━━━━━ Texte ━━━━━
Les étudiants ont par ailleurs révélé la composition du jury, qui n’est pas publique et qu’ils avaient demandé à consulter en vain. Comme ils le disent : « La capacité du jury à juger de la vente du site de Grignon est donc sujette à débat étant donné l’absence de membres compétents en matière d’écologie, de gestion du patrimoine et d’agriculture ». C’est le moins que l’on puisse dire ! Dans ce jury de douze personnes, on trouve en effet pas moins de quatre membres du ministère des Finances, ce qui donne une idée du poids de l’offre financière dans la décision finale, trois membres du cabinet Chevreux (un juriste en droit public et deux notaires), deux membres de la SEGAT, société spécialisée dans l’aménagement du territoire (un « expert immobilier senior » et son « directeur de la Valorisation immobilière et du Développement Urbain »), un représentant du ministère de l’Agriculture (ingénieur des travaux publics) et une représentante de la SEMAEST, société spécialisée dans le commerce de proximité (!).

On se pince donc mais tel semble pourtant être le cas : pour décider de l’aliénation d’un domaine national, riche d’un patrimoine artistique, historique et naturel, on fait appel à quatre hauts fonctionnaires des Finances, trois spécialistes de l’immobilier, deux notaires, un juriste, un spécialiste de l’aménagement du territoire et un ingénieur des travaux publics. Comment espérer un choix qui ne privilégie pas l’argent et la spéculation immobilière ? Quelle est l’éthique de ce processus ? Où se situe l’intérêt public ? Cela ajoute un septième scandale à tous ceux que nous avions déjà dénoncés.
━━━━━
Consigne A: Dites pour chaque phrase si elle est d’accord avec le texte sur le jury de Grignon. Répondez par oui ou par non et citez les mots du texte qui tranchent. (i) Le jury compte douze personnes. (ii) La composition du jury est publique. (iii) Le ministère de l’Agriculture a deux représentants dans le jury.
Consigne B: Réécrivez le passage du texte sur le jury de Grignon depuis « On se pince » jusqu’à « avions déjà dénoncés. » inclus, en mettant « le profit » à la place de « l’argent ».
━━━━━ Matériel fourni ━━━━━
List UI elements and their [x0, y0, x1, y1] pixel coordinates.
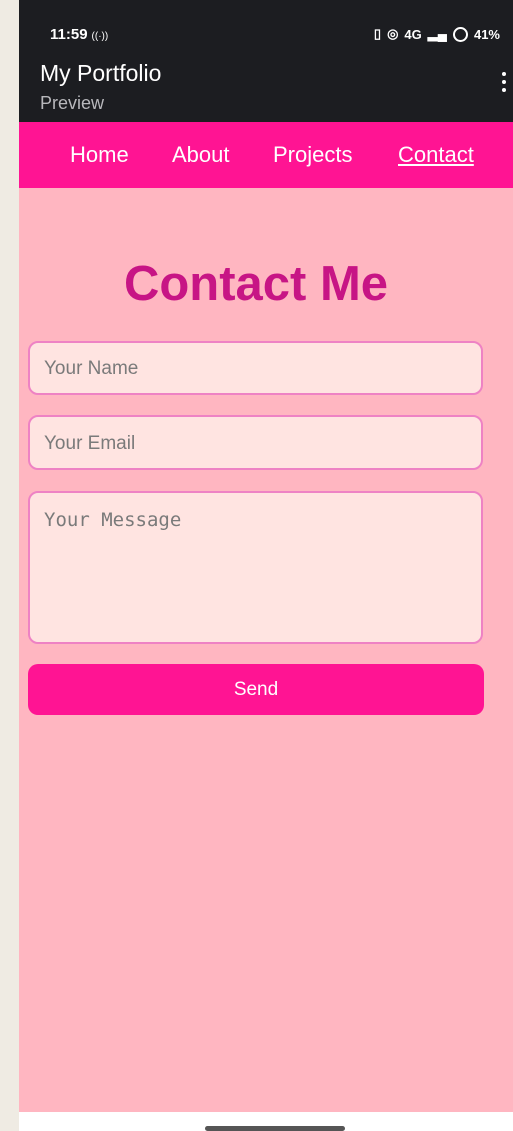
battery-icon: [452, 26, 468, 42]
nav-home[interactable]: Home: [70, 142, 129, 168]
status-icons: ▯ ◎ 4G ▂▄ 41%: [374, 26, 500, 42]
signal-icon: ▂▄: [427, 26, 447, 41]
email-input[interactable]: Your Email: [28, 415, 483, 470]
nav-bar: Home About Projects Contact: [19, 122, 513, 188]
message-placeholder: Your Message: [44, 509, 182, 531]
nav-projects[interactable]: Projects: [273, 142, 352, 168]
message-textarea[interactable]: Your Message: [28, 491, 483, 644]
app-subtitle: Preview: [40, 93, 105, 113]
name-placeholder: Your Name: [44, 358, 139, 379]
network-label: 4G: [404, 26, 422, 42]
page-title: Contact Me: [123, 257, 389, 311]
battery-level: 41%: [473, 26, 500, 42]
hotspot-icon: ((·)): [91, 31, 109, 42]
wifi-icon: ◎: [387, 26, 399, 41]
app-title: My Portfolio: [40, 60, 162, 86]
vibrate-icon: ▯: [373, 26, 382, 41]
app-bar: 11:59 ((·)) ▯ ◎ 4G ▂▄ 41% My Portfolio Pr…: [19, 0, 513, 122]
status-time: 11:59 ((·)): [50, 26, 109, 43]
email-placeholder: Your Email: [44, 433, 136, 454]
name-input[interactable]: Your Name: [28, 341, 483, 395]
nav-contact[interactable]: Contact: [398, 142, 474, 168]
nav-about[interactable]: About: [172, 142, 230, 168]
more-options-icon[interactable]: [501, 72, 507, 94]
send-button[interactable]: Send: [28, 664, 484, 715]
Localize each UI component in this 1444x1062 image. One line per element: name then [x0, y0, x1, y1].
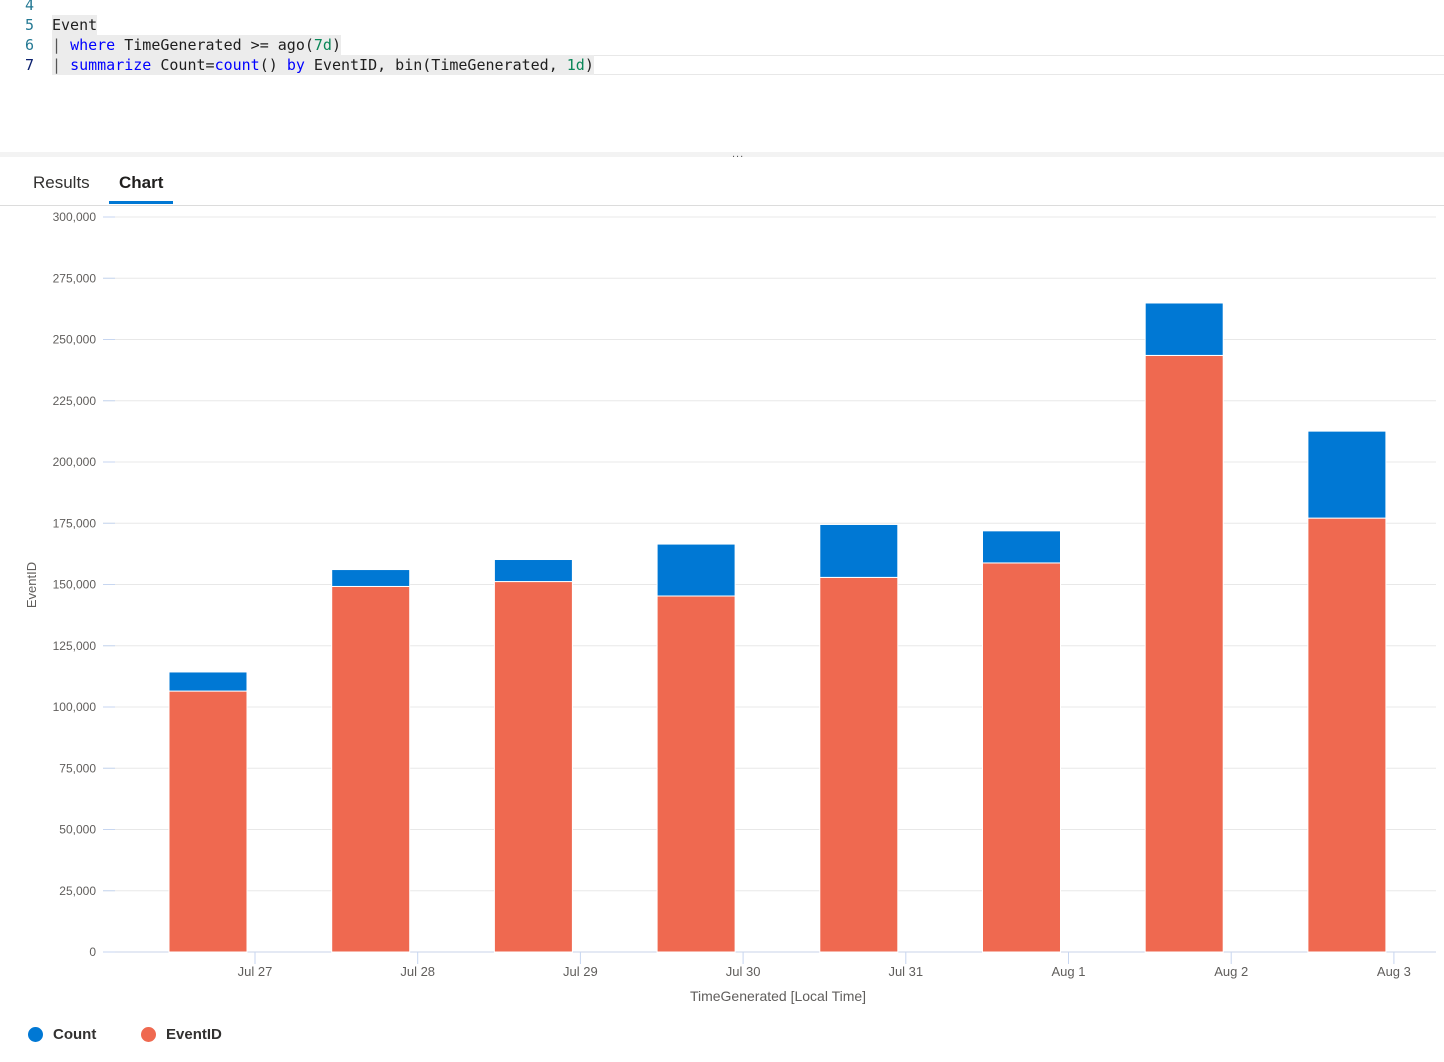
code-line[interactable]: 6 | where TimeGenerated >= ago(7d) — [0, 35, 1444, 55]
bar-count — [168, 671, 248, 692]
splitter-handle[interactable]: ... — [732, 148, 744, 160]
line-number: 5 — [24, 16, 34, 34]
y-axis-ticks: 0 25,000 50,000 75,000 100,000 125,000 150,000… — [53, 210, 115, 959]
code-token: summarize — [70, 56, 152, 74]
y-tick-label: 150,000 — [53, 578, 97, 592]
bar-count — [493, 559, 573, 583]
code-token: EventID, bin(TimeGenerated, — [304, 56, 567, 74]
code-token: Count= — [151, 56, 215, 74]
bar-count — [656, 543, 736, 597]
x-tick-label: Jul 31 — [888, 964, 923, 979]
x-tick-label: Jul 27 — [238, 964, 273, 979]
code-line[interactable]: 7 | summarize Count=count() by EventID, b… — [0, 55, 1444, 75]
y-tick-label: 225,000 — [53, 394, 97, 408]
━━━━━
Réponse écrite A:
(i) Oui : « Dans ce jury de douze personnes ».
(ii) Non : « qui n’est pas publique ».
(iii) Non : « un représentant du ministère de l’Agriculture (ingénieur des travaux publics) ».

Réponse écrite B:
On se pince donc mais tel semble pourtant être le cas : pour décider de l’aliénation d’un domaine national, riche d’un patrimoine artistique, historique et naturel, on fait appel à quatre hauts fonctionnaires des Finances, trois spécialistes de l’immobilier, deux notaires, un juriste, un spécialiste de l’aménagement du territoire et un ingénieur des travaux publics. Comment espérer un choix qui ne privilégie pas le profit et la spéculation immobilière ? Quelle est l’éthique de ce processus ? Où se situe l’intérêt public ? Cela ajoute un septième scandale à tous ceux que nous avions déjà dénoncés.